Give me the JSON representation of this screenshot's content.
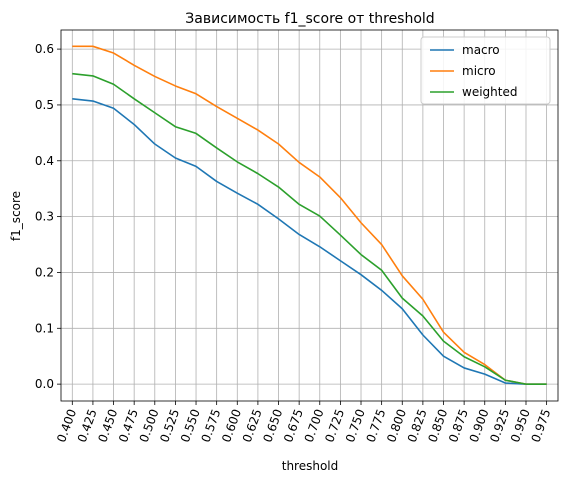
{
  "chart_data": {
    "type": "line",
    "title": "Зависимость f1_score от threshold",
    "xlabel": "threshold",
    "ylabel": "f1_score",
    "x": [
      0.4,
      0.425,
      0.45,
      0.475,
      0.5,
      0.525,
      0.55,
      0.575,
      0.6,
      0.625,
      0.65,
      0.675,
      0.7,
      0.725,
      0.75,
      0.775,
      0.8,
      0.825,
      0.85,
      0.875,
      0.9,
      0.925,
      0.95,
      0.975
    ],
    "x_tick_labels": [
      "0.400",
      "0.425",
      "0.450",
      "0.475",
      "0.500",
      "0.525",
      "0.550",
      "0.575",
      "0.600",
      "0.625",
      "0.650",
      "0.675",
      "0.700",
      "0.725",
      "0.750",
      "0.775",
      "0.800",
      "0.825",
      "0.850",
      "0.875",
      "0.900",
      "0.925",
      "0.950",
      "0.975"
    ],
    "y_ticks": [
      0.0,
      0.1,
      0.2,
      0.3,
      0.4,
      0.5,
      0.6
    ],
    "y_tick_labels": [
      "0.0",
      "0.1",
      "0.2",
      "0.3",
      "0.4",
      "0.5",
      "0.6"
    ],
    "xlim": [
      0.3863,
      0.9888
    ],
    "ylim": [
      -0.0302,
      0.6342
    ],
    "grid": true,
    "legend_position": "top-right",
    "series": [
      {
        "name": "macro",
        "color": "#1f77b4",
        "values": [
          0.511,
          0.507,
          0.494,
          0.465,
          0.43,
          0.405,
          0.39,
          0.363,
          0.342,
          0.322,
          0.296,
          0.268,
          0.246,
          0.221,
          0.196,
          0.168,
          0.135,
          0.088,
          0.05,
          0.029,
          0.018,
          0.002,
          0.0,
          0.0
        ]
      },
      {
        "name": "micro",
        "color": "#ff7f0e",
        "values": [
          0.605,
          0.605,
          0.593,
          0.571,
          0.551,
          0.534,
          0.52,
          0.497,
          0.476,
          0.455,
          0.43,
          0.397,
          0.371,
          0.334,
          0.289,
          0.25,
          0.194,
          0.152,
          0.093,
          0.057,
          0.035,
          0.007,
          0.0,
          0.0
        ]
      },
      {
        "name": "weighted",
        "color": "#2ca02c",
        "values": [
          0.556,
          0.552,
          0.537,
          0.511,
          0.486,
          0.461,
          0.449,
          0.423,
          0.398,
          0.377,
          0.353,
          0.322,
          0.301,
          0.267,
          0.232,
          0.204,
          0.154,
          0.122,
          0.077,
          0.049,
          0.031,
          0.007,
          0.0,
          0.0
        ]
      }
    ]
  }
}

-------

* _Exercise instructions_
Exclude the images, then output the data above word for word.

* _Exercise response_
Give me the JSON representation of this screenshot's content.
{
  "chart_data": {
    "type": "line",
    "title": "Зависимость f1_score от threshold",
    "xlabel": "threshold",
    "ylabel": "f1_score",
    "x": [
      0.4,
      0.425,
      0.45,
      0.475,
      0.5,
      0.525,
      0.55,
      0.575,
      0.6,
      0.625,
      0.65,
      0.675,
      0.7,
      0.725,
      0.75,
      0.775,
      0.8,
      0.825,
      0.85,
      0.875,
      0.9,
      0.925,
      0.95,
      0.975
    ],
    "x_tick_labels": [
      "0.400",
      "0.425",
      "0.450",
      "0.475",
      "0.500",
      "0.525",
      "0.550",
      "0.575",
      "0.600",
      "0.625",
      "0.650",
      "0.675",
      "0.700",
      "0.725",
      "0.750",
      "0.775",
      "0.800",
      "0.825",
      "0.850",
      "0.875",
      "0.900",
      "0.925",
      "0.950",
      "0.975"
    ],
    "y_ticks": [
      0.0,
      0.1,
      0.2,
      0.3,
      0.4,
      0.5,
      0.6
    ],
    "y_tick_labels": [
      "0.0",
      "0.1",
      "0.2",
      "0.3",
      "0.4",
      "0.5",
      "0.6"
    ],
    "xlim": [
      0.3863,
      0.9888
    ],
    "ylim": [
      -0.0302,
      0.6342
    ],
    "grid": true,
    "legend_position": "top-right",
    "series": [
      {
        "name": "macro",
        "color": "#1f77b4",
        "values": [
          0.511,
          0.507,
          0.494,
          0.465,
          0.43,
          0.405,
          0.39,
          0.363,
          0.342,
          0.322,
          0.296,
          0.268,
          0.246,
          0.221,
          0.196,
          0.168,
          0.135,
          0.088,
          0.05,
          0.029,
          0.018,
          0.002,
          0.0,
          0.0
        ]
      },
      {
        "name": "micro",
        "color": "#ff7f0e",
        "values": [
          0.605,
          0.605,
          0.593,
          0.571,
          0.551,
          0.534,
          0.52,
          0.497,
          0.476,
          0.455,
          0.43,
          0.397,
          0.371,
          0.334,
          0.289,
          0.25,
          0.194,
          0.152,
          0.093,
          0.057,
          0.035,
          0.007,
          0.0,
          0.0
        ]
      },
      {
        "name": "weighted",
        "color": "#2ca02c",
        "values": [
          0.556,
          0.552,
          0.537,
          0.511,
          0.486,
          0.461,
          0.449,
          0.423,
          0.398,
          0.377,
          0.353,
          0.322,
          0.301,
          0.267,
          0.232,
          0.204,
          0.154,
          0.122,
          0.077,
          0.049,
          0.031,
          0.007,
          0.0,
          0.0
        ]
      }
    ]
  }
}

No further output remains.